- [SUPPLIED DATA]
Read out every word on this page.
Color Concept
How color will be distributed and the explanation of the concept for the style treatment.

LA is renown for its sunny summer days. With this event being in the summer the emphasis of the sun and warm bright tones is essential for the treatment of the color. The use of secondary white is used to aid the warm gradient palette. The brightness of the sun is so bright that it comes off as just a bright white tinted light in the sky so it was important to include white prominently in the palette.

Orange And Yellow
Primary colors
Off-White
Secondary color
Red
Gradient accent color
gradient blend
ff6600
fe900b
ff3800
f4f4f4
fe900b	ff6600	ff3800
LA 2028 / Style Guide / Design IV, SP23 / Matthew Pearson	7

--

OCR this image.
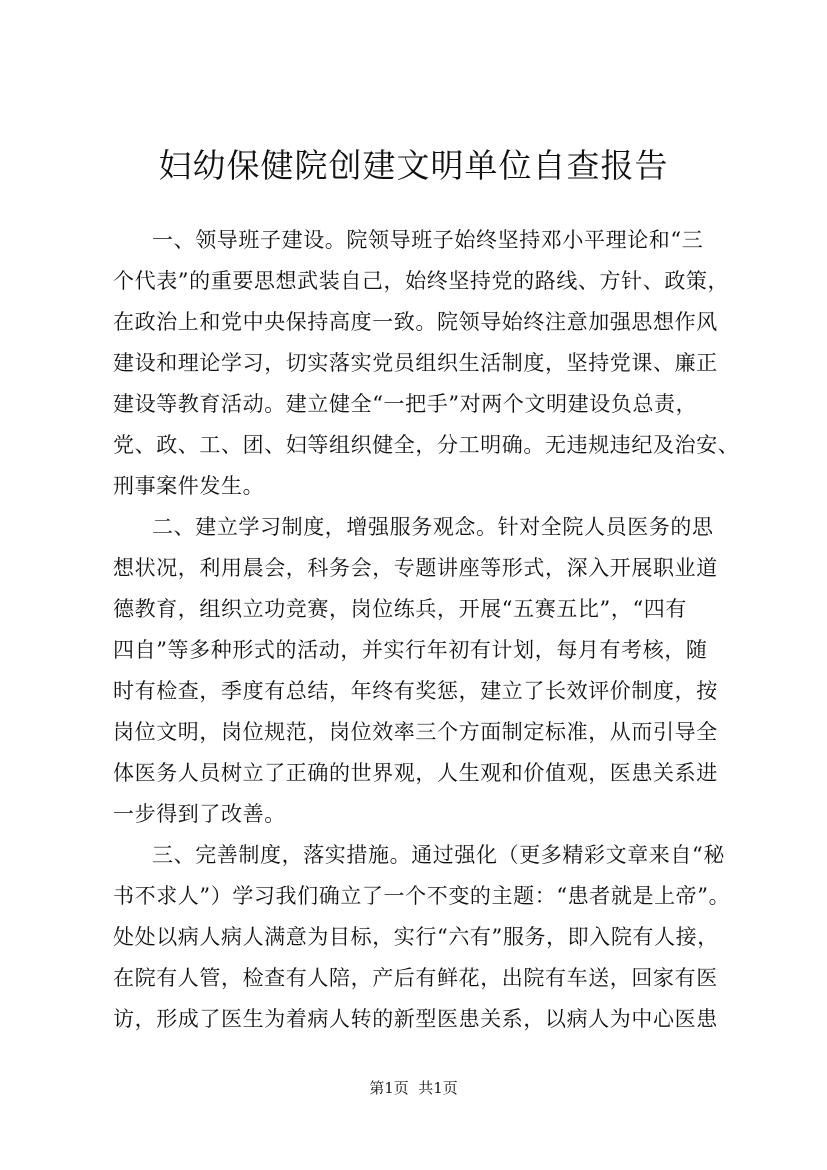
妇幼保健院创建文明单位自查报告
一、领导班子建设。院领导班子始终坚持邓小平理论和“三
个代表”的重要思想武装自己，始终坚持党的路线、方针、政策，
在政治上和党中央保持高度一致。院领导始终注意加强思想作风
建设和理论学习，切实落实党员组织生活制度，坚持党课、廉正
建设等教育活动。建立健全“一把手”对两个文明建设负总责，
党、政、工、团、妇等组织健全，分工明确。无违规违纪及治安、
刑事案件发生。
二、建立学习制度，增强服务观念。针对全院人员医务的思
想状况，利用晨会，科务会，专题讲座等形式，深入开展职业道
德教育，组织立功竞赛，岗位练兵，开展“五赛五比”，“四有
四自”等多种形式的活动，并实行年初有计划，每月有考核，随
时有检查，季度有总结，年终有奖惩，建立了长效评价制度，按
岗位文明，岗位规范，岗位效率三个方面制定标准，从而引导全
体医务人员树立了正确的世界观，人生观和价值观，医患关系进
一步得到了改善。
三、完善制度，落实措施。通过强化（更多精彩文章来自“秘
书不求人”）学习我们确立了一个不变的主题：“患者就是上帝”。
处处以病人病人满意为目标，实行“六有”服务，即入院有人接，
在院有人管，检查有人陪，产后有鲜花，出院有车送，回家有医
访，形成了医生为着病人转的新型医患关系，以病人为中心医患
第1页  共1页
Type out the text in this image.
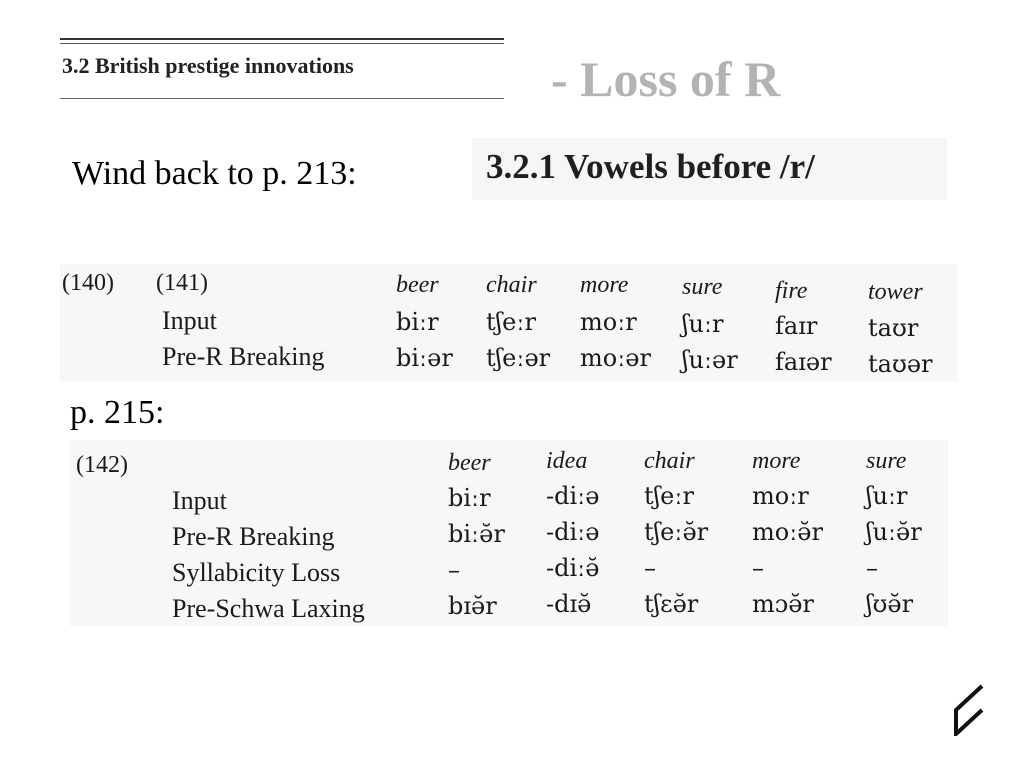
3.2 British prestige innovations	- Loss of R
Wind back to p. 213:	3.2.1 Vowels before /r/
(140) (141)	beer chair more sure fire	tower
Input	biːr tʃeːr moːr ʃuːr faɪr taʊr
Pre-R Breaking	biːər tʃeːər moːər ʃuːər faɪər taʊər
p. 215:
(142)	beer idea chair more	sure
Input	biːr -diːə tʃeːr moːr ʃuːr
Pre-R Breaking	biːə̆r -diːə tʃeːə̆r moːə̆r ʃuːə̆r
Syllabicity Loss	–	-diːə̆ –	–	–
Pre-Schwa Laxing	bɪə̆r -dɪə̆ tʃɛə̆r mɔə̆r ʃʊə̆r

--

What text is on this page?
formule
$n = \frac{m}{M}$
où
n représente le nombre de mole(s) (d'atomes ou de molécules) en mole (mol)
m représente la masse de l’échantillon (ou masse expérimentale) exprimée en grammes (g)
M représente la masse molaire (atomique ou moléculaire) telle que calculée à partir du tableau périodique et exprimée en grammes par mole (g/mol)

- [WHAT THE TASK REQUIRES] Among the lines of the records above, count those holding the string "more", and report only the number.

- [SOLUTION FOR THIS PROBLEM] 2